**** PROVIDED RECORDS ****

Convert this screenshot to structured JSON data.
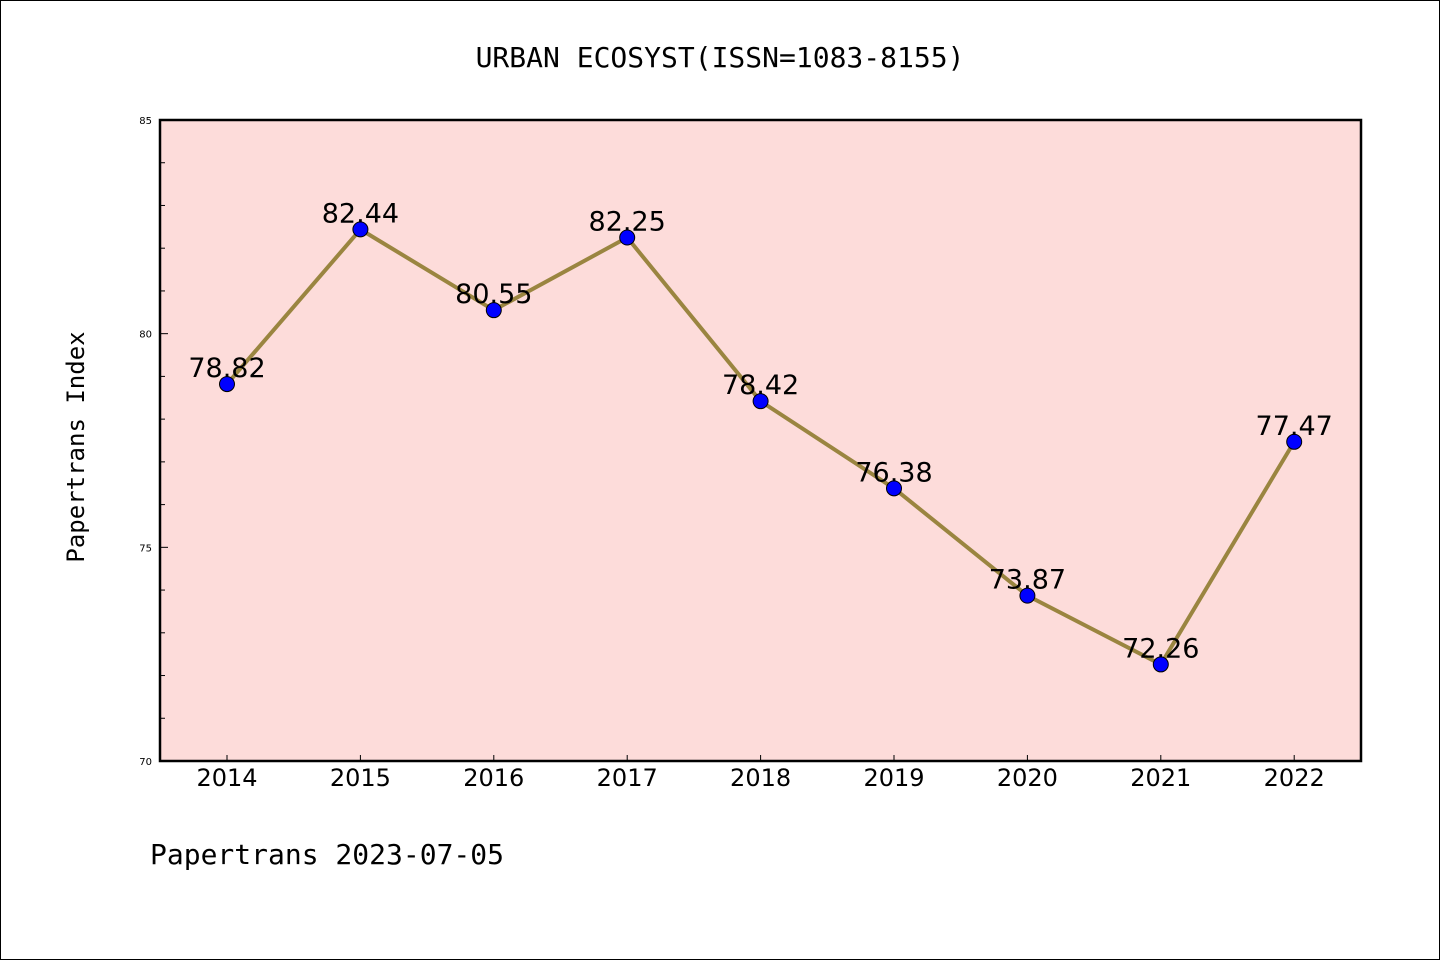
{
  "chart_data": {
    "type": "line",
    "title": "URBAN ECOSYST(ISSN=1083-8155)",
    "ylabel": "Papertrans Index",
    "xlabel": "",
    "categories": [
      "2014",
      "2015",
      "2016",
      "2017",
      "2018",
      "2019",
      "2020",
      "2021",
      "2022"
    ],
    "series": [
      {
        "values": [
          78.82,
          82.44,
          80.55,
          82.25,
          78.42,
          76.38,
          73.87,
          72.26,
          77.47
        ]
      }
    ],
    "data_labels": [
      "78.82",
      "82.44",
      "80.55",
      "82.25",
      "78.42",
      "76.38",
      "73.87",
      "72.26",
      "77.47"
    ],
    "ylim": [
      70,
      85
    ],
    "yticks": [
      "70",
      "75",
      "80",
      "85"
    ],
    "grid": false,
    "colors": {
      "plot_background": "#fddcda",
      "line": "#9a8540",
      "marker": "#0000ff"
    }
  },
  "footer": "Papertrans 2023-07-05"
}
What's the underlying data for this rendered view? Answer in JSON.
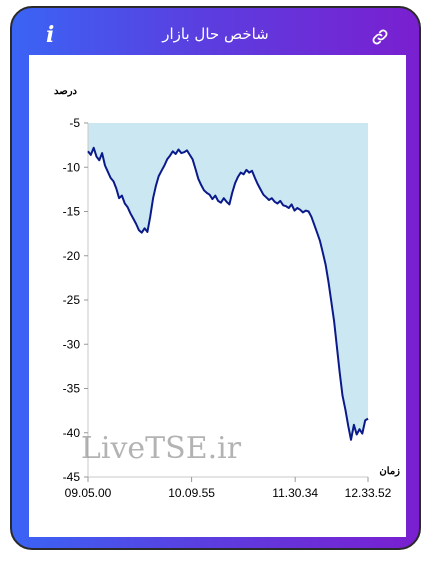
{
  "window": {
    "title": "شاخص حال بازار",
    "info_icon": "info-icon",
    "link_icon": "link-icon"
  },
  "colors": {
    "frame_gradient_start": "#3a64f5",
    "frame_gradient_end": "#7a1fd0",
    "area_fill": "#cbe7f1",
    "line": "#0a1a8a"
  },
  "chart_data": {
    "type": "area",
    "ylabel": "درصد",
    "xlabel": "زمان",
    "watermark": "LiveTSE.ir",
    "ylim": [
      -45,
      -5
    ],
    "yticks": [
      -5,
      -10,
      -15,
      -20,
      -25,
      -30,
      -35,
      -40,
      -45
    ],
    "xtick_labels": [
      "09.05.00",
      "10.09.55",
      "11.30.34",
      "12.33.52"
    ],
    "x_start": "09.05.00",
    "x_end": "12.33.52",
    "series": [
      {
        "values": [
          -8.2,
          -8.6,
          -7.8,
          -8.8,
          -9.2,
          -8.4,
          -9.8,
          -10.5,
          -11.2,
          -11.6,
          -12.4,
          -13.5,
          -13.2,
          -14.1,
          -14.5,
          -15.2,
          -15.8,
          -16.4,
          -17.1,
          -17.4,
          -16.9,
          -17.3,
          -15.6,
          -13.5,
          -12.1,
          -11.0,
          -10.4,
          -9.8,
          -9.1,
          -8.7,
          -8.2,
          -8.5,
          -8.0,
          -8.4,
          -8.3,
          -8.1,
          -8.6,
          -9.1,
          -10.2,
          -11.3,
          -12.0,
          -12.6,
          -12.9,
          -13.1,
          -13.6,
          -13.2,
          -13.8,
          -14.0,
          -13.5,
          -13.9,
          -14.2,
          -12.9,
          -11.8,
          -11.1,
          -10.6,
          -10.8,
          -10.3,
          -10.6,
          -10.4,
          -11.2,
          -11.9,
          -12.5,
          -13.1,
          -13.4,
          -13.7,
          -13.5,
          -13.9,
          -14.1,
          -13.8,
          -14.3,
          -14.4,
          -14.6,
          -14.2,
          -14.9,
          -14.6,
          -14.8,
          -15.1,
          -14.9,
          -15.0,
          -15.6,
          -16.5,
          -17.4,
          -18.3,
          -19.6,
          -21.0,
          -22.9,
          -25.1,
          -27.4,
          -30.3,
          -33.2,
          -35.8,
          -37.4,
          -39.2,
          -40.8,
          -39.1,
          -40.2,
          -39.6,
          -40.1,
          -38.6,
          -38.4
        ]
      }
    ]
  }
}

****

## OBJECTIVE
Write out the listing above exactly as it stands, pictures excluded.

## ANSWER FOR THE TASK
Convert this screenshot to structured JSON data.
{
  "chart_data": {
    "type": "line",
    "title": "URBAN ECOSYST(ISSN=1083-8155)",
    "ylabel": "Papertrans Index",
    "xlabel": "",
    "categories": [
      "2014",
      "2015",
      "2016",
      "2017",
      "2018",
      "2019",
      "2020",
      "2021",
      "2022"
    ],
    "series": [
      {
        "values": [
          78.82,
          82.44,
          80.55,
          82.25,
          78.42,
          76.38,
          73.87,
          72.26,
          77.47
        ]
      }
    ],
    "data_labels": [
      "78.82",
      "82.44",
      "80.55",
      "82.25",
      "78.42",
      "76.38",
      "73.87",
      "72.26",
      "77.47"
    ],
    "ylim": [
      70,
      85
    ],
    "yticks": [
      "70",
      "75",
      "80",
      "85"
    ],
    "grid": false,
    "colors": {
      "plot_background": "#fddcda",
      "line": "#9a8540",
      "marker": "#0000ff"
    }
  },
  "footer": "Papertrans 2023-07-05"
}
What's the underlying data for this rendered view? Answer in JSON.
{
  "window": {
    "title": "شاخص حال بازار",
    "info_icon": "info-icon",
    "link_icon": "link-icon"
  },
  "colors": {
    "frame_gradient_start": "#3a64f5",
    "frame_gradient_end": "#7a1fd0",
    "area_fill": "#cbe7f1",
    "line": "#0a1a8a"
  },
  "chart_data": {
    "type": "area",
    "ylabel": "درصد",
    "xlabel": "زمان",
    "watermark": "LiveTSE.ir",
    "ylim": [
      -45,
      -5
    ],
    "yticks": [
      -5,
      -10,
      -15,
      -20,
      -25,
      -30,
      -35,
      -40,
      -45
    ],
    "xtick_labels": [
      "09.05.00",
      "10.09.55",
      "11.30.34",
      "12.33.52"
    ],
    "x_start": "09.05.00",
    "x_end": "12.33.52",
    "series": [
      {
        "values": [
          -8.2,
          -8.6,
          -7.8,
          -8.8,
          -9.2,
          -8.4,
          -9.8,
          -10.5,
          -11.2,
          -11.6,
          -12.4,
          -13.5,
          -13.2,
          -14.1,
          -14.5,
          -15.2,
          -15.8,
          -16.4,
          -17.1,
          -17.4,
          -16.9,
          -17.3,
          -15.6,
          -13.5,
          -12.1,
          -11.0,
          -10.4,
          -9.8,
          -9.1,
          -8.7,
          -8.2,
          -8.5,
          -8.0,
          -8.4,
          -8.3,
          -8.1,
          -8.6,
          -9.1,
          -10.2,
          -11.3,
          -12.0,
          -12.6,
          -12.9,
          -13.1,
          -13.6,
          -13.2,
          -13.8,
          -14.0,
          -13.5,
          -13.9,
          -14.2,
          -12.9,
          -11.8,
          -11.1,
          -10.6,
          -10.8,
          -10.3,
          -10.6,
          -10.4,
          -11.2,
          -11.9,
          -12.5,
          -13.1,
          -13.4,
          -13.7,
          -13.5,
          -13.9,
          -14.1,
          -13.8,
          -14.3,
          -14.4,
          -14.6,
          -14.2,
          -14.9,
          -14.6,
          -14.8,
          -15.1,
          -14.9,
          -15.0,
          -15.6,
          -16.5,
          -17.4,
          -18.3,
          -19.6,
          -21.0,
          -22.9,
          -25.1,
          -27.4,
          -30.3,
          -33.2,
          -35.8,
          -37.4,
          -39.2,
          -40.8,
          -39.1,
          -40.2,
          -39.6,
          -40.1,
          -38.6,
          -38.4
        ]
      }
    ]
  }
}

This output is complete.